### Exercise description
The records should be repeated word for word, pictures excluded.

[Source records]
□ □ □

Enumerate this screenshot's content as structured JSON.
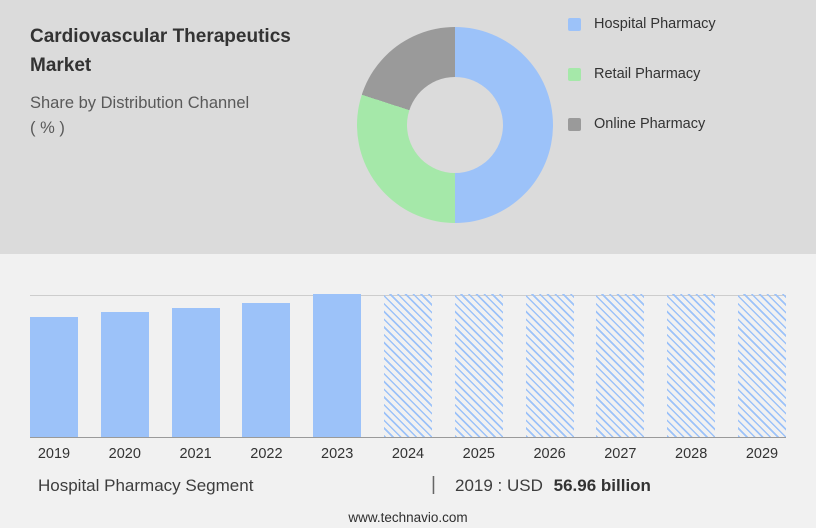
{
  "header": {
    "title": "Cardiovascular Therapeutics Market",
    "subtitle": "Share by Distribution Channel",
    "unit_label": "( % )"
  },
  "legend": {
    "items": [
      {
        "label": "Hospital Pharmacy",
        "color": "#9CC2F9"
      },
      {
        "label": "Retail Pharmacy",
        "color": "#A5E8A9"
      },
      {
        "label": "Online Pharmacy",
        "color": "#9A9A9A"
      }
    ]
  },
  "chart_data": [
    {
      "type": "pie",
      "title": "Cardiovascular Therapeutics Market - Share by Distribution Channel ( % )",
      "labels": [
        "Hospital Pharmacy",
        "Retail Pharmacy",
        "Online Pharmacy"
      ],
      "values": [
        50,
        30,
        20
      ],
      "colors": [
        "#9CC2F9",
        "#A5E8A9",
        "#9A9A9A"
      ],
      "donut": true,
      "legend_position": "right"
    },
    {
      "type": "bar",
      "title": "Hospital Pharmacy Segment",
      "unit": "USD billion",
      "categories": [
        "2019",
        "2020",
        "2021",
        "2022",
        "2023",
        "2024",
        "2025",
        "2026",
        "2027",
        "2028",
        "2029"
      ],
      "series": [
        {
          "name": "Hospital Pharmacy",
          "values": [
            56.96,
            59.4,
            61.4,
            63.5,
            67.8,
            null,
            null,
            null,
            null,
            null,
            null
          ],
          "values_estimated_except_2019": true,
          "height_fractions": [
            0.84,
            0.875,
            0.905,
            0.935,
            1,
            1,
            1,
            1,
            1,
            1,
            1
          ],
          "styles": [
            "solid",
            "solid",
            "solid",
            "solid",
            "solid",
            "hatched",
            "hatched",
            "hatched",
            "hatched",
            "hatched",
            "hatched"
          ]
        }
      ],
      "known_values": {
        "2019": "USD 56.96 billion"
      },
      "bar_color": "#9CC2F9",
      "forecast_note": "2024-2029 drawn as hatched forecast bars",
      "grid": false,
      "legend_position": "none"
    }
  ],
  "footer": {
    "segment_label": "Hospital Pharmacy Segment",
    "separator": "|",
    "stat_prefix": "2019 : USD",
    "stat_value": "56.96 billion",
    "website": "www.technavio.com"
  },
  "colors": {
    "top_background": "#DBDBDB",
    "bottom_background": "#F1F1F1",
    "bar_blue": "#9CC2F9",
    "pie_green": "#A5E8A9",
    "pie_gray": "#9A9A9A",
    "axis_line": "#9A9A9A",
    "plot_top_line": "#CDCDCD",
    "text_dark": "#333333"
  }
}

□ □ □

### Correct output
Enumerate this screenshot's content as structured JSON.
{
  "header": {
    "title": "Cardiovascular Therapeutics Market",
    "subtitle": "Share by Distribution Channel",
    "unit_label": "( % )"
  },
  "legend": {
    "items": [
      {
        "label": "Hospital Pharmacy",
        "color": "#9CC2F9"
      },
      {
        "label": "Retail Pharmacy",
        "color": "#A5E8A9"
      },
      {
        "label": "Online Pharmacy",
        "color": "#9A9A9A"
      }
    ]
  },
  "chart_data": [
    {
      "type": "pie",
      "title": "Cardiovascular Therapeutics Market - Share by Distribution Channel ( % )",
      "labels": [
        "Hospital Pharmacy",
        "Retail Pharmacy",
        "Online Pharmacy"
      ],
      "values": [
        50,
        30,
        20
      ],
      "colors": [
        "#9CC2F9",
        "#A5E8A9",
        "#9A9A9A"
      ],
      "donut": true,
      "legend_position": "right"
    },
    {
      "type": "bar",
      "title": "Hospital Pharmacy Segment",
      "unit": "USD billion",
      "categories": [
        "2019",
        "2020",
        "2021",
        "2022",
        "2023",
        "2024",
        "2025",
        "2026",
        "2027",
        "2028",
        "2029"
      ],
      "series": [
        {
          "name": "Hospital Pharmacy",
          "values": [
            56.96,
            59.4,
            61.4,
            63.5,
            67.8,
            null,
            null,
            null,
            null,
            null,
            null
          ],
          "values_estimated_except_2019": true,
          "height_fractions": [
            0.84,
            0.875,
            0.905,
            0.935,
            1,
            1,
            1,
            1,
            1,
            1,
            1
          ],
          "styles": [
            "solid",
            "solid",
            "solid",
            "solid",
            "solid",
            "hatched",
            "hatched",
            "hatched",
            "hatched",
            "hatched",
            "hatched"
          ]
        }
      ],
      "known_values": {
        "2019": "USD 56.96 billion"
      },
      "bar_color": "#9CC2F9",
      "forecast_note": "2024-2029 drawn as hatched forecast bars",
      "grid": false,
      "legend_position": "none"
    }
  ],
  "footer": {
    "segment_label": "Hospital Pharmacy Segment",
    "separator": "|",
    "stat_prefix": "2019 : USD",
    "stat_value": "56.96 billion",
    "website": "www.technavio.com"
  },
  "colors": {
    "top_background": "#DBDBDB",
    "bottom_background": "#F1F1F1",
    "bar_blue": "#9CC2F9",
    "pie_green": "#A5E8A9",
    "pie_gray": "#9A9A9A",
    "axis_line": "#9A9A9A",
    "plot_top_line": "#CDCDCD",
    "text_dark": "#333333"
  }
}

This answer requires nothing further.